===== Record list

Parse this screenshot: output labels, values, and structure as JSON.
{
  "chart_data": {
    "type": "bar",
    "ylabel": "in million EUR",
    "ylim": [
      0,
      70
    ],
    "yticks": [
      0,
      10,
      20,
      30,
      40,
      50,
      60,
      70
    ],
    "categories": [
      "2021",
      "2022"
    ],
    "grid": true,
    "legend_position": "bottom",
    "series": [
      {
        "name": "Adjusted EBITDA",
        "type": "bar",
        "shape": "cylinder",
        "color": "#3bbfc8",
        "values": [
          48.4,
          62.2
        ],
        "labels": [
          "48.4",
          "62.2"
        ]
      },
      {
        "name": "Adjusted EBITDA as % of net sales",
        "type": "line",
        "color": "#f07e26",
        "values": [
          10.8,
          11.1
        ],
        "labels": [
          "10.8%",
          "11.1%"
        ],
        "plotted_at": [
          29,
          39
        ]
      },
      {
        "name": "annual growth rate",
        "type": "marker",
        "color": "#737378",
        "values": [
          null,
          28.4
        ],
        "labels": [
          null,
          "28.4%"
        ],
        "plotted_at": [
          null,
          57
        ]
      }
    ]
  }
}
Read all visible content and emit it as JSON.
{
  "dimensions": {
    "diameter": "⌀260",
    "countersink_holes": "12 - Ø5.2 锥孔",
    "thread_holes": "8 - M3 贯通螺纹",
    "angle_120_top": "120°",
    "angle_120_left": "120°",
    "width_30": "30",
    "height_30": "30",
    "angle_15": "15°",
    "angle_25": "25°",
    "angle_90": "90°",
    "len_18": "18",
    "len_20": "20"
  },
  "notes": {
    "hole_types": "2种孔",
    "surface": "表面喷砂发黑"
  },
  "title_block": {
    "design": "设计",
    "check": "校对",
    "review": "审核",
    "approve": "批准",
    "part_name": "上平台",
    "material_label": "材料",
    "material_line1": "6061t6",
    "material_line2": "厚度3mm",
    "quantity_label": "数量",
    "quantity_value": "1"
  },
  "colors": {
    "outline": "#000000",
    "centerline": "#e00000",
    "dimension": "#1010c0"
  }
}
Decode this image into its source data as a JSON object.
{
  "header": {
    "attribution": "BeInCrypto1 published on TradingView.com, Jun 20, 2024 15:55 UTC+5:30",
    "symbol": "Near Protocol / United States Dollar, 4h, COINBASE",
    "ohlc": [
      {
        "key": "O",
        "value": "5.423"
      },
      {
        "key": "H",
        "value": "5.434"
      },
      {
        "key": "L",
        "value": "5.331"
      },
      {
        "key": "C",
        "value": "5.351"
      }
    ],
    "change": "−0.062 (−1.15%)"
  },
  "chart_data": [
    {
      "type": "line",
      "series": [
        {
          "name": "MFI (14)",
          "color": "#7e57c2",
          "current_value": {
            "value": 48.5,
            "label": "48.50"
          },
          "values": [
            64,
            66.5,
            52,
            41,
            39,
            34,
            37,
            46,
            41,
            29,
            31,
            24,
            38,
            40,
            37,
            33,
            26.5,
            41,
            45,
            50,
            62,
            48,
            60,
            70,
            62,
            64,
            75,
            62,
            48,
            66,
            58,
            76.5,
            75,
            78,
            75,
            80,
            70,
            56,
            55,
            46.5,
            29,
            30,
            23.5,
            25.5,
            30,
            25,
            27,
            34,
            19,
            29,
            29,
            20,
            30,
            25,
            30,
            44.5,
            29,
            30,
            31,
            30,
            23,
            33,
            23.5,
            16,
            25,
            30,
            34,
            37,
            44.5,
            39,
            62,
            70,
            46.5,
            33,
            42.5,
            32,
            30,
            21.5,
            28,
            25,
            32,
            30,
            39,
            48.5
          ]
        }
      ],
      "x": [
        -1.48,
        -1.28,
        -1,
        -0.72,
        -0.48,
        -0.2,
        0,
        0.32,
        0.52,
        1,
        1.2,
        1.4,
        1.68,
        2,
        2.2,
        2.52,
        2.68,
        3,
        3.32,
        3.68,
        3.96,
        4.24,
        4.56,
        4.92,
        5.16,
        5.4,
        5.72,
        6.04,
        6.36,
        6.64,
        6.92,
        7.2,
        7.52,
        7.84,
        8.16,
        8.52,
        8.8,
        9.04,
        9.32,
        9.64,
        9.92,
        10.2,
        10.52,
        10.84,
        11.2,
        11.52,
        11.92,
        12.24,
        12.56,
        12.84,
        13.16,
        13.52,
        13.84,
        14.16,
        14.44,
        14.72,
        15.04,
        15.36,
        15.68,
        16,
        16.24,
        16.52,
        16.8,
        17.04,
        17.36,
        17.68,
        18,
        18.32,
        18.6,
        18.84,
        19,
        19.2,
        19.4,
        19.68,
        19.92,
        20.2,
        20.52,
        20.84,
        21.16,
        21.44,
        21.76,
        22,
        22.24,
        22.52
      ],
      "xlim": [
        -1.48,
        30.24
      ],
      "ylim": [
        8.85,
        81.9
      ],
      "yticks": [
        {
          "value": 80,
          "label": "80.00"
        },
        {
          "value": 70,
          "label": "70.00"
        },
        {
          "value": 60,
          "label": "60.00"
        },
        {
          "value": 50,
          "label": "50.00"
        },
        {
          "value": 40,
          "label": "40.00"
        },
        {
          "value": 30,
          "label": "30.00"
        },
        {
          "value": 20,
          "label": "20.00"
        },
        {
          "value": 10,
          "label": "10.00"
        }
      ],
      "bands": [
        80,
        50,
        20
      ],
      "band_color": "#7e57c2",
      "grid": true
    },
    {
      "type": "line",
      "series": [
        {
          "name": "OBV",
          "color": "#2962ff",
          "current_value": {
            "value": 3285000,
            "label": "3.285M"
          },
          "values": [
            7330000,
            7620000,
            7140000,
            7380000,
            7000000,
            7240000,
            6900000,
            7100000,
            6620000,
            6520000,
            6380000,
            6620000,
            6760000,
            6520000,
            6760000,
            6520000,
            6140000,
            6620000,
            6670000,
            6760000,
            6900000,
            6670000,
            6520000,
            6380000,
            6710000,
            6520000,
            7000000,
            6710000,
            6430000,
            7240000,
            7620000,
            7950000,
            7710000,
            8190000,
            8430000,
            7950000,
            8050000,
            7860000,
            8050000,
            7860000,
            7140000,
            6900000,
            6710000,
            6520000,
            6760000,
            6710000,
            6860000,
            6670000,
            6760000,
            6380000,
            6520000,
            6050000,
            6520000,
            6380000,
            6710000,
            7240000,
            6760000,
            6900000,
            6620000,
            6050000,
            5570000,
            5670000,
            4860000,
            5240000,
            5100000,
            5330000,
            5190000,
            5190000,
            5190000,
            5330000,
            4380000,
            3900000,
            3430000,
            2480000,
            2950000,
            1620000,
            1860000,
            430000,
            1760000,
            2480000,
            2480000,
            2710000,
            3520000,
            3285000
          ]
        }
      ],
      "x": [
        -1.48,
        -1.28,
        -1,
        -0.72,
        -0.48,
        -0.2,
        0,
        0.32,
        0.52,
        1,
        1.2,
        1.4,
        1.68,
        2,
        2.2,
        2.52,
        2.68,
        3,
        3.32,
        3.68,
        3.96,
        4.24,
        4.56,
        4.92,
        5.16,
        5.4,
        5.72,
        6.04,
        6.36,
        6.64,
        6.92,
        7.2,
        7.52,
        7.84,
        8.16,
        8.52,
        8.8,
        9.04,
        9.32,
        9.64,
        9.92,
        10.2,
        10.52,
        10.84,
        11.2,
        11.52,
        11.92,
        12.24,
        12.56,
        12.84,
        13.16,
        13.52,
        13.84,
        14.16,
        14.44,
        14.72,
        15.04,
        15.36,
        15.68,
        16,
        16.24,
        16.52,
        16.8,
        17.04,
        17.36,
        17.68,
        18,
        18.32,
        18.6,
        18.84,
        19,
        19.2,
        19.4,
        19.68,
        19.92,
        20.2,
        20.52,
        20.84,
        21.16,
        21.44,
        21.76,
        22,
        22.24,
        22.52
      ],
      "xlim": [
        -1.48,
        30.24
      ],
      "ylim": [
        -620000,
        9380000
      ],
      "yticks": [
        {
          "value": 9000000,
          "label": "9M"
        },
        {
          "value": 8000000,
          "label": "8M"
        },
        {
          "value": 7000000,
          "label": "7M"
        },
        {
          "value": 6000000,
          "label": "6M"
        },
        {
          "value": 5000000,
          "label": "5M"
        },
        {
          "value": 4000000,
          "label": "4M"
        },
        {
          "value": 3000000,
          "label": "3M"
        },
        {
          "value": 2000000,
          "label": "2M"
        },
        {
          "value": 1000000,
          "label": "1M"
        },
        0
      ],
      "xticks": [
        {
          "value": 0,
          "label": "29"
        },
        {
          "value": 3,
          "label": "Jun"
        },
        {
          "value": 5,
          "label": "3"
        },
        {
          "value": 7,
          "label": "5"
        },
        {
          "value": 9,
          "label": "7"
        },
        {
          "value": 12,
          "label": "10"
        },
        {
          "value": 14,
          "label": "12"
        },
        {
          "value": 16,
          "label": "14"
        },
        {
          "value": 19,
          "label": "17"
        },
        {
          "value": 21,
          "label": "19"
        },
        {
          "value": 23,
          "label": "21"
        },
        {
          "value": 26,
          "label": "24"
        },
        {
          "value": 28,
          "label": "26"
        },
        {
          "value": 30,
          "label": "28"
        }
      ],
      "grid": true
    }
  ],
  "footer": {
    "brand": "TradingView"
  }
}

==========

- _What is expected_
Among the lines of the data above, determine how many contain the word "EBITDA". Report the number alone.

- _Problem solution_
2